__What you need to do__. Return the records that follow, matching each one exactly.

__Exercise inputs__.
------------
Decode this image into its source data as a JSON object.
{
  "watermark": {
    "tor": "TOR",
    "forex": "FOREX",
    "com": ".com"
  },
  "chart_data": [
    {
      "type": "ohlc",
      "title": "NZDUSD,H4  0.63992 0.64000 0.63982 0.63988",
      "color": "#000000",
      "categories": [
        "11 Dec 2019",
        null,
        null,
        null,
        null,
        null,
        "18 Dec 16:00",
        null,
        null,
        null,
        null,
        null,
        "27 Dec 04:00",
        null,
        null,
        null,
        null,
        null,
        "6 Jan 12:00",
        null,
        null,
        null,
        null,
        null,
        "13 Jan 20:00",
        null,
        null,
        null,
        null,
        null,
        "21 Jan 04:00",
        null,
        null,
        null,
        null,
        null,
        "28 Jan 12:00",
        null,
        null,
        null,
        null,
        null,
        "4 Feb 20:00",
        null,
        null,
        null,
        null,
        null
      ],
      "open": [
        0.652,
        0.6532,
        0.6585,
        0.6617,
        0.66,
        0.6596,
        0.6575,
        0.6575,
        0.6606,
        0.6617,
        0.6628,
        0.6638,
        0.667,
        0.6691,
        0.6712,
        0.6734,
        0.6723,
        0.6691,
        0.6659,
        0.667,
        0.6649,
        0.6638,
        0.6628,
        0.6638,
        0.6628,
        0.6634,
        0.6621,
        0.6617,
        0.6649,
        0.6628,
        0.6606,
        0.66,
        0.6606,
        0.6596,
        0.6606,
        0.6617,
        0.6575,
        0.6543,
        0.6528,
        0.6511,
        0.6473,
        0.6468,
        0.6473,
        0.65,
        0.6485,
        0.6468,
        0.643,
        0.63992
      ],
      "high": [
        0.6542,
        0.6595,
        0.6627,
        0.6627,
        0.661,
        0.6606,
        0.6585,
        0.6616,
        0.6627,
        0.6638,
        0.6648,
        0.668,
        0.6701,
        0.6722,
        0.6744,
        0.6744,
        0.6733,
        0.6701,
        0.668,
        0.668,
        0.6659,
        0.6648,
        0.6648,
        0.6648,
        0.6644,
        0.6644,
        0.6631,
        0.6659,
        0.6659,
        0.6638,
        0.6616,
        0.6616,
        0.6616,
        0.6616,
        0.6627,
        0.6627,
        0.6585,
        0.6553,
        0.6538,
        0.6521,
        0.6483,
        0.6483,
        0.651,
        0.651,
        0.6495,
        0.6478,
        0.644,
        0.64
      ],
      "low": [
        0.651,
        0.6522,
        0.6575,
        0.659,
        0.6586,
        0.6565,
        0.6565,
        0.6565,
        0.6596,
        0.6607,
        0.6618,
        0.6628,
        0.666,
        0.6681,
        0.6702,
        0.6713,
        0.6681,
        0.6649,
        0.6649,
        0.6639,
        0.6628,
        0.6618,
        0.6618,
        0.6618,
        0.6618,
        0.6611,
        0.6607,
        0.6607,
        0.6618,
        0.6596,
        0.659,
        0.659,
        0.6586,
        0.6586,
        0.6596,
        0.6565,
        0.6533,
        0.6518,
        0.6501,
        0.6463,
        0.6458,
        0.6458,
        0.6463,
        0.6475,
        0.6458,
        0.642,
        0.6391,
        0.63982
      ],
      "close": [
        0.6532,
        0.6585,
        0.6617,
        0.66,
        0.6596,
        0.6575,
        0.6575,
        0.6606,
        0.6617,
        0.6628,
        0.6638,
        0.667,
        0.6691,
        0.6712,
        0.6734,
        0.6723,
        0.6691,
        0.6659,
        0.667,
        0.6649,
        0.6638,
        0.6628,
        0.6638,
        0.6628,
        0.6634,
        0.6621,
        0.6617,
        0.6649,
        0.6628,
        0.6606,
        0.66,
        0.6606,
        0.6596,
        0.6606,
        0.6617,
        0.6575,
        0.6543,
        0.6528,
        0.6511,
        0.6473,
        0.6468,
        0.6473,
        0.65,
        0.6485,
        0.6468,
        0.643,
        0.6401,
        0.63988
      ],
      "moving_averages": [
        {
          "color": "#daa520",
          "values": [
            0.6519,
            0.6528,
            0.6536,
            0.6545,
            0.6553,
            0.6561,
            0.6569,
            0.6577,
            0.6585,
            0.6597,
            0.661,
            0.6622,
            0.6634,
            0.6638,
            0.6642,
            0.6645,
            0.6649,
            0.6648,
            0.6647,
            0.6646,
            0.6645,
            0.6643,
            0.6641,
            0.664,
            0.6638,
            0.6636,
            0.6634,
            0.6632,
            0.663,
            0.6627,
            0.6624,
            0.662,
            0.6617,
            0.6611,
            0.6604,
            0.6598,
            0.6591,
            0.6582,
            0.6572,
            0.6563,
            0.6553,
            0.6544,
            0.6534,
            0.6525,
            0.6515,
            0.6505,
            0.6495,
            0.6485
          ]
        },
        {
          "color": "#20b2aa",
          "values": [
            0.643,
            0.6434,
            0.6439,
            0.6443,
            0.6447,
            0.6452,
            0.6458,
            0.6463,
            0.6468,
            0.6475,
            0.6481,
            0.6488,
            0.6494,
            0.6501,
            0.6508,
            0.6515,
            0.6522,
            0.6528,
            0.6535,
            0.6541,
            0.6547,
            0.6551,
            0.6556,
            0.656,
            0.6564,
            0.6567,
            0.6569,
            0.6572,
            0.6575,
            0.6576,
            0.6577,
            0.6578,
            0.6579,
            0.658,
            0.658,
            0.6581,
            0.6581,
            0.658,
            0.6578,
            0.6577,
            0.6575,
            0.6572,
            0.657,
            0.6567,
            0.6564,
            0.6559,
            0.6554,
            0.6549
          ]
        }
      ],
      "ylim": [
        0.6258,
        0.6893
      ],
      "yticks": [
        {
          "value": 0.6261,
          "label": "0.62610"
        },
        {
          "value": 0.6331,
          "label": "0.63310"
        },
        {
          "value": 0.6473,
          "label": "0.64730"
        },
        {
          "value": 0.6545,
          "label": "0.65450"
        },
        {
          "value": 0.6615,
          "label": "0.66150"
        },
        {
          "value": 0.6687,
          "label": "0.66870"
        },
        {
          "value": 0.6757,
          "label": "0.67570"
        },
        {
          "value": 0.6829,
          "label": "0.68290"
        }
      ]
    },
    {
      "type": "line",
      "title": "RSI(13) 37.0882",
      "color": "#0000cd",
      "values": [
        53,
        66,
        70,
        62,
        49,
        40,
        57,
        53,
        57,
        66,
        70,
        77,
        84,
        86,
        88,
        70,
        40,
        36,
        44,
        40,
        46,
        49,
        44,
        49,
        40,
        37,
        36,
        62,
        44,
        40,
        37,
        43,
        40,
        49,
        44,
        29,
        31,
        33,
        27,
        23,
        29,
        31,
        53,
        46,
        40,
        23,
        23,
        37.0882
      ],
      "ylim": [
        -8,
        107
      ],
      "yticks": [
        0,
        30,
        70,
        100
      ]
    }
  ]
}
------------
__Correct output__.
Decode this image into its source data as a JSON object.
{
  "watermark": {
    "tor": "TOR",
    "forex": "FOREX",
    "com": ".com"
  },
  "chart_data": [
    {
      "type": "ohlc",
      "title": "NZDUSD,H4  0.63992 0.64000 0.63982 0.63988",
      "color": "#000000",
      "categories": [
        "11 Dec 2019",
        null,
        null,
        null,
        null,
        null,
        "18 Dec 16:00",
        null,
        null,
        null,
        null,
        null,
        "27 Dec 04:00",
        null,
        null,
        null,
        null,
        null,
        "6 Jan 12:00",
        null,
        null,
        null,
        null,
        null,
        "13 Jan 20:00",
        null,
        null,
        null,
        null,
        null,
        "21 Jan 04:00",
        null,
        null,
        null,
        null,
        null,
        "28 Jan 12:00",
        null,
        null,
        null,
        null,
        null,
        "4 Feb 20:00",
        null,
        null,
        null,
        null,
        null
      ],
      "open": [
        0.652,
        0.6532,
        0.6585,
        0.6617,
        0.66,
        0.6596,
        0.6575,
        0.6575,
        0.6606,
        0.6617,
        0.6628,
        0.6638,
        0.667,
        0.6691,
        0.6712,
        0.6734,
        0.6723,
        0.6691,
        0.6659,
        0.667,
        0.6649,
        0.6638,
        0.6628,
        0.6638,
        0.6628,
        0.6634,
        0.6621,
        0.6617,
        0.6649,
        0.6628,
        0.6606,
        0.66,
        0.6606,
        0.6596,
        0.6606,
        0.6617,
        0.6575,
        0.6543,
        0.6528,
        0.6511,
        0.6473,
        0.6468,
        0.6473,
        0.65,
        0.6485,
        0.6468,
        0.643,
        0.63992
      ],
      "high": [
        0.6542,
        0.6595,
        0.6627,
        0.6627,
        0.661,
        0.6606,
        0.6585,
        0.6616,
        0.6627,
        0.6638,
        0.6648,
        0.668,
        0.6701,
        0.6722,
        0.6744,
        0.6744,
        0.6733,
        0.6701,
        0.668,
        0.668,
        0.6659,
        0.6648,
        0.6648,
        0.6648,
        0.6644,
        0.6644,
        0.6631,
        0.6659,
        0.6659,
        0.6638,
        0.6616,
        0.6616,
        0.6616,
        0.6616,
        0.6627,
        0.6627,
        0.6585,
        0.6553,
        0.6538,
        0.6521,
        0.6483,
        0.6483,
        0.651,
        0.651,
        0.6495,
        0.6478,
        0.644,
        0.64
      ],
      "low": [
        0.651,
        0.6522,
        0.6575,
        0.659,
        0.6586,
        0.6565,
        0.6565,
        0.6565,
        0.6596,
        0.6607,
        0.6618,
        0.6628,
        0.666,
        0.6681,
        0.6702,
        0.6713,
        0.6681,
        0.6649,
        0.6649,
        0.6639,
        0.6628,
        0.6618,
        0.6618,
        0.6618,
        0.6618,
        0.6611,
        0.6607,
        0.6607,
        0.6618,
        0.6596,
        0.659,
        0.659,
        0.6586,
        0.6586,
        0.6596,
        0.6565,
        0.6533,
        0.6518,
        0.6501,
        0.6463,
        0.6458,
        0.6458,
        0.6463,
        0.6475,
        0.6458,
        0.642,
        0.6391,
        0.63982
      ],
      "close": [
        0.6532,
        0.6585,
        0.6617,
        0.66,
        0.6596,
        0.6575,
        0.6575,
        0.6606,
        0.6617,
        0.6628,
        0.6638,
        0.667,
        0.6691,
        0.6712,
        0.6734,
        0.6723,
        0.6691,
        0.6659,
        0.667,
        0.6649,
        0.6638,
        0.6628,
        0.6638,
        0.6628,
        0.6634,
        0.6621,
        0.6617,
        0.6649,
        0.6628,
        0.6606,
        0.66,
        0.6606,
        0.6596,
        0.6606,
        0.6617,
        0.6575,
        0.6543,
        0.6528,
        0.6511,
        0.6473,
        0.6468,
        0.6473,
        0.65,
        0.6485,
        0.6468,
        0.643,
        0.6401,
        0.63988
      ],
      "moving_averages": [
        {
          "color": "#daa520",
          "values": [
            0.6519,
            0.6528,
            0.6536,
            0.6545,
            0.6553,
            0.6561,
            0.6569,
            0.6577,
            0.6585,
            0.6597,
            0.661,
            0.6622,
            0.6634,
            0.6638,
            0.6642,
            0.6645,
            0.6649,
            0.6648,
            0.6647,
            0.6646,
            0.6645,
            0.6643,
            0.6641,
            0.664,
            0.6638,
            0.6636,
            0.6634,
            0.6632,
            0.663,
            0.6627,
            0.6624,
            0.662,
            0.6617,
            0.6611,
            0.6604,
            0.6598,
            0.6591,
            0.6582,
            0.6572,
            0.6563,
            0.6553,
            0.6544,
            0.6534,
            0.6525,
            0.6515,
            0.6505,
            0.6495,
            0.6485
          ]
        },
        {
          "color": "#20b2aa",
          "values": [
            0.643,
            0.6434,
            0.6439,
            0.6443,
            0.6447,
            0.6452,
            0.6458,
            0.6463,
            0.6468,
            0.6475,
            0.6481,
            0.6488,
            0.6494,
            0.6501,
            0.6508,
            0.6515,
            0.6522,
            0.6528,
            0.6535,
            0.6541,
            0.6547,
            0.6551,
            0.6556,
            0.656,
            0.6564,
            0.6567,
            0.6569,
            0.6572,
            0.6575,
            0.6576,
            0.6577,
            0.6578,
            0.6579,
            0.658,
            0.658,
            0.6581,
            0.6581,
            0.658,
            0.6578,
            0.6577,
            0.6575,
            0.6572,
            0.657,
            0.6567,
            0.6564,
            0.6559,
            0.6554,
            0.6549
          ]
        }
      ],
      "ylim": [
        0.6258,
        0.6893
      ],
      "yticks": [
        {
          "value": 0.6261,
          "label": "0.62610"
        },
        {
          "value": 0.6331,
          "label": "0.63310"
        },
        {
          "value": 0.6473,
          "label": "0.64730"
        },
        {
          "value": 0.6545,
          "label": "0.65450"
        },
        {
          "value": 0.6615,
          "label": "0.66150"
        },
        {
          "value": 0.6687,
          "label": "0.66870"
        },
        {
          "value": 0.6757,
          "label": "0.67570"
        },
        {
          "value": 0.6829,
          "label": "0.68290"
        }
      ]
    },
    {
      "type": "line",
      "title": "RSI(13) 37.0882",
      "color": "#0000cd",
      "values": [
        53,
        66,
        70,
        62,
        49,
        40,
        57,
        53,
        57,
        66,
        70,
        77,
        84,
        86,
        88,
        70,
        40,
        36,
        44,
        40,
        46,
        49,
        44,
        49,
        40,
        37,
        36,
        62,
        44,
        40,
        37,
        43,
        40,
        49,
        44,
        29,
        31,
        33,
        27,
        23,
        29,
        31,
        53,
        46,
        40,
        23,
        23,
        37.0882
      ],
      "ylim": [
        -8,
        107
      ],
      "yticks": [
        0,
        30,
        70,
        100
      ]
    }
  ]
}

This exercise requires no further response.